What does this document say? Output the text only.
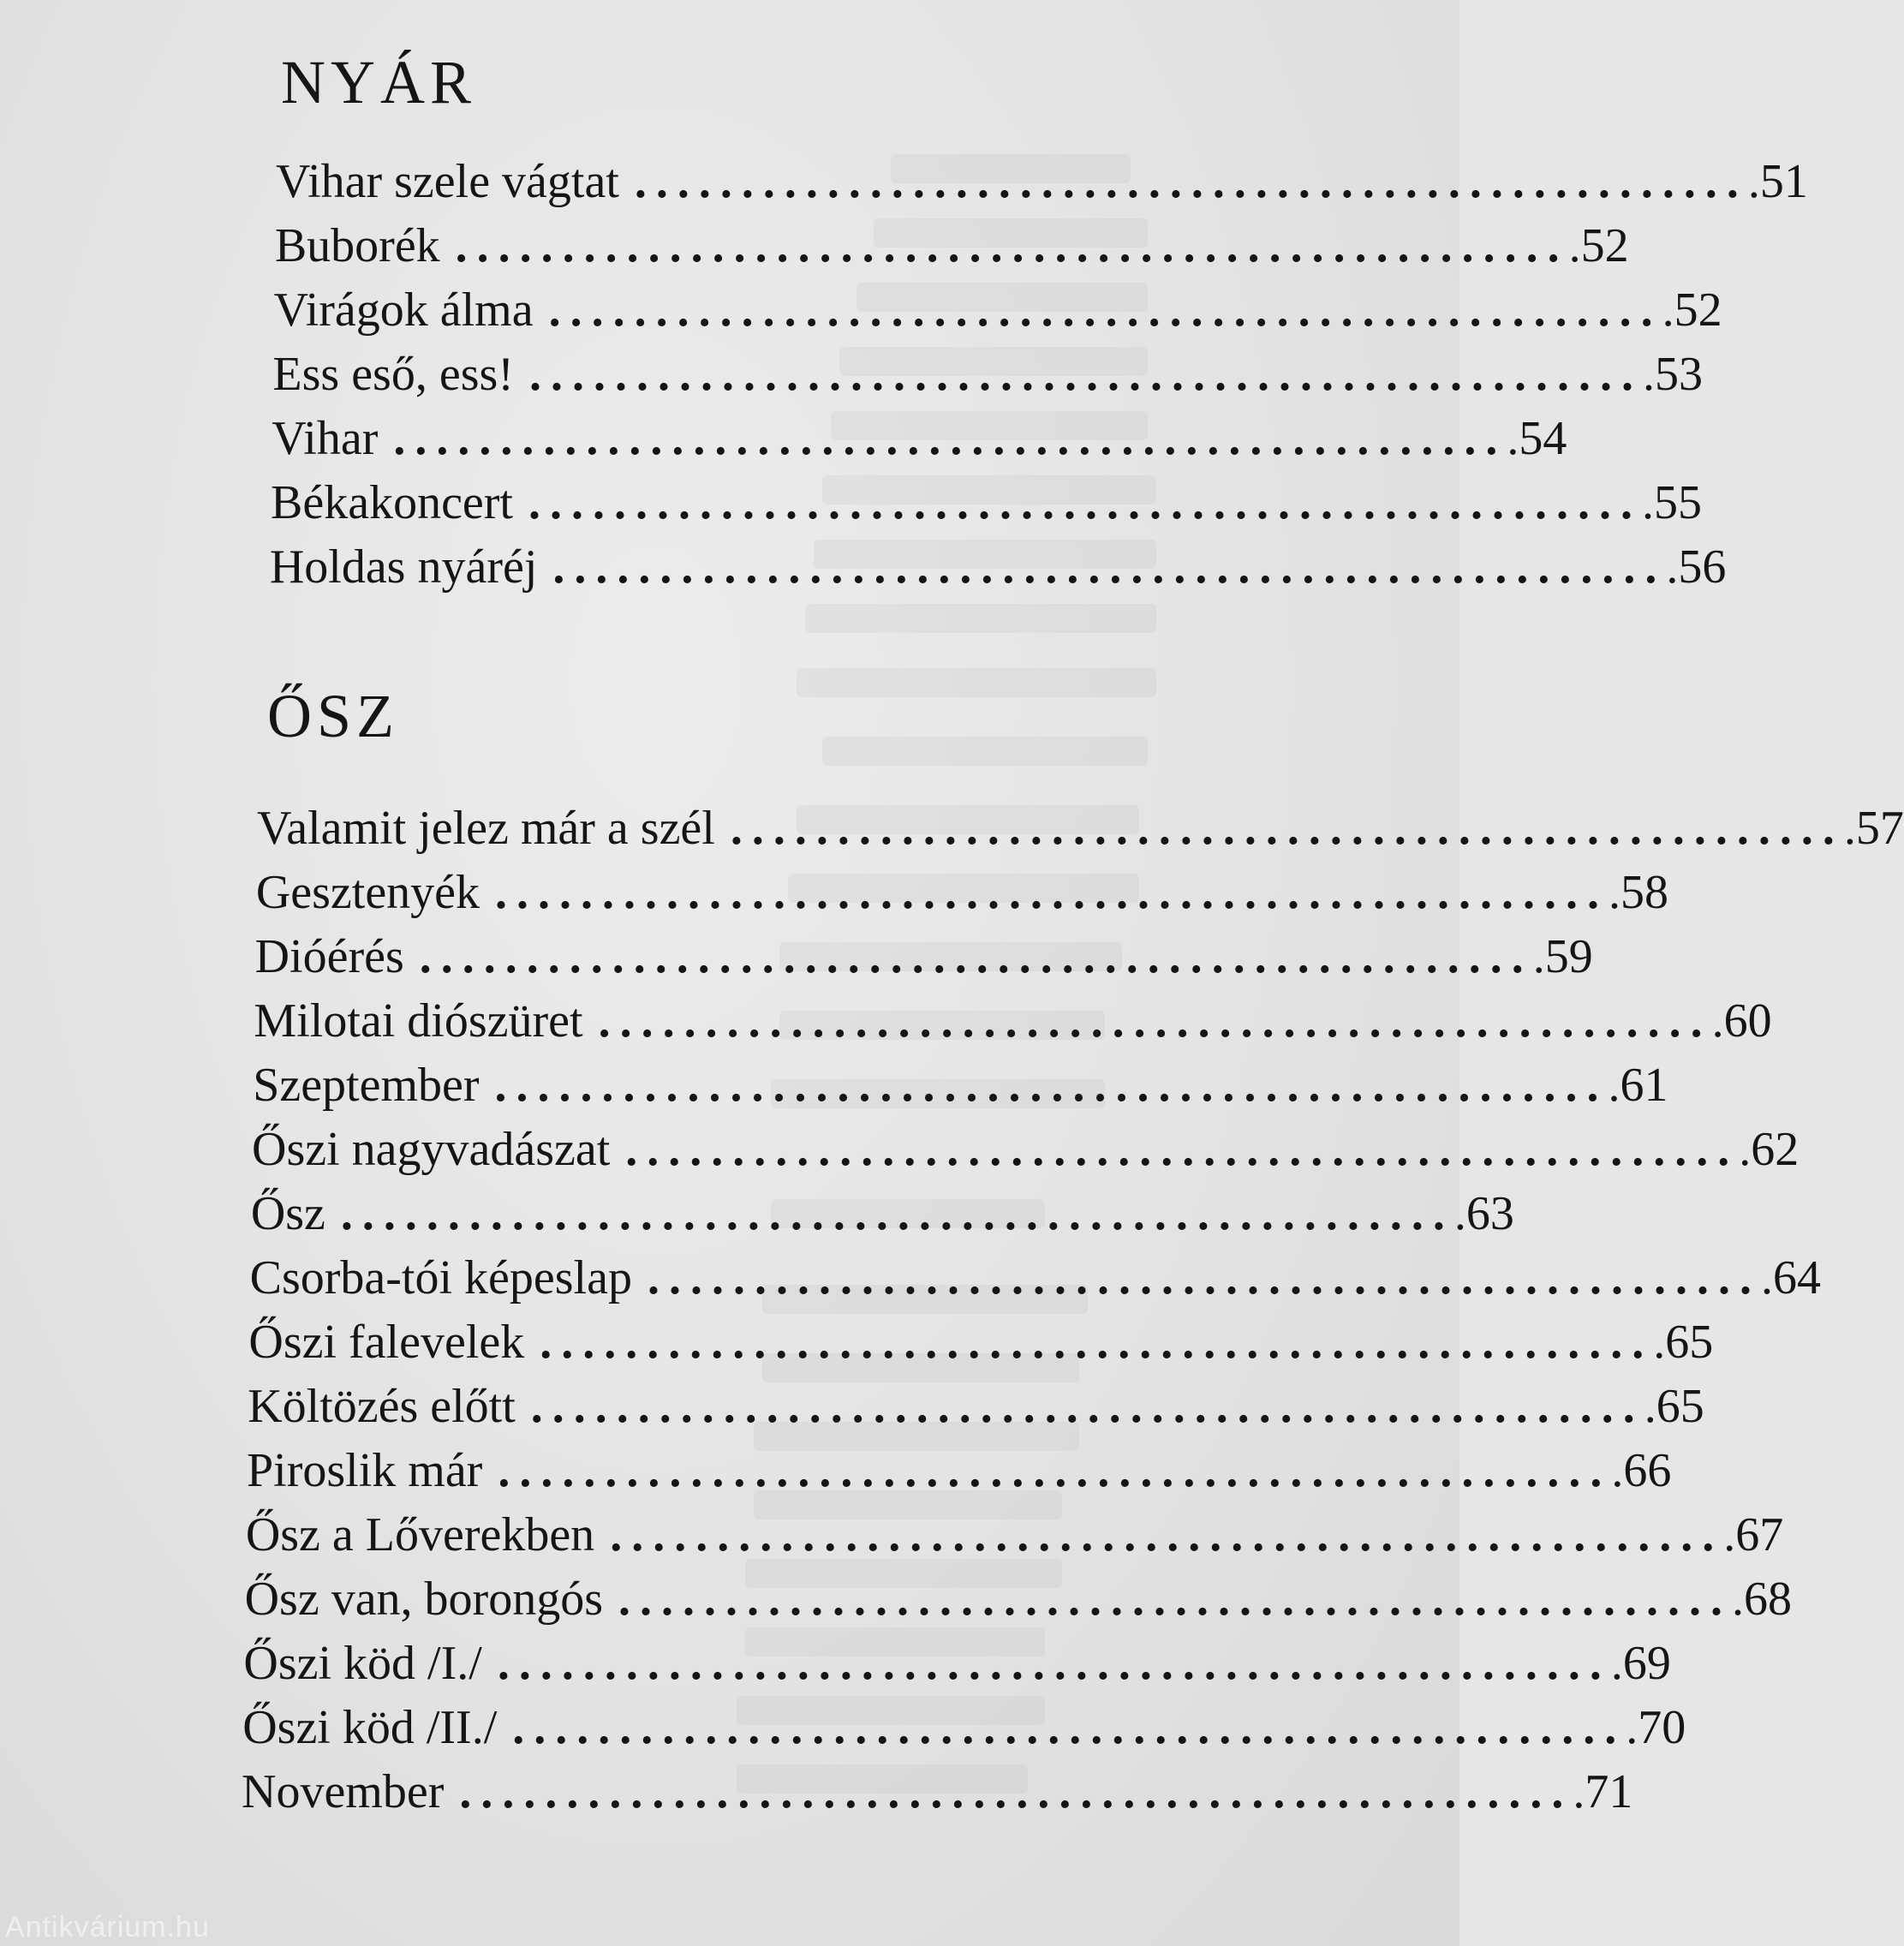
NYÁR
Vihar szele vágtat .................................................... .51
Buborék .................................................... .52
Virágok álma .................................................... .52
Ess eső, ess! .................................................... .53
Vihar .................................................... .54
Békakoncert .................................................... .55
Holdas nyáréj .................................................... .56
ŐSZ
Valamit jelez már a szél .................................................... .57
Gesztenyék .................................................... .58
Dióérés .................................................... .59
Milotai diószüret .................................................... .60
Szeptember .................................................... .61
Őszi nagyvadászat .................................................... .62
Ősz .................................................... .63
Csorba-tói képeslap .................................................... .64
Őszi falevelek .................................................... .65
Költözés előtt .................................................... .65
Piroslik már .................................................... .66
Ősz a Lőverekben .................................................... .67
Ősz van, borongós .................................................... .68
Őszi köd /I./ .................................................... .69
Őszi köd /II./ .................................................... .70
November .................................................... .71
Antikvárium.hu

Set exercise >> Say how many lines in this material hold "Őszi", and say nothing else.

Written solution >> 4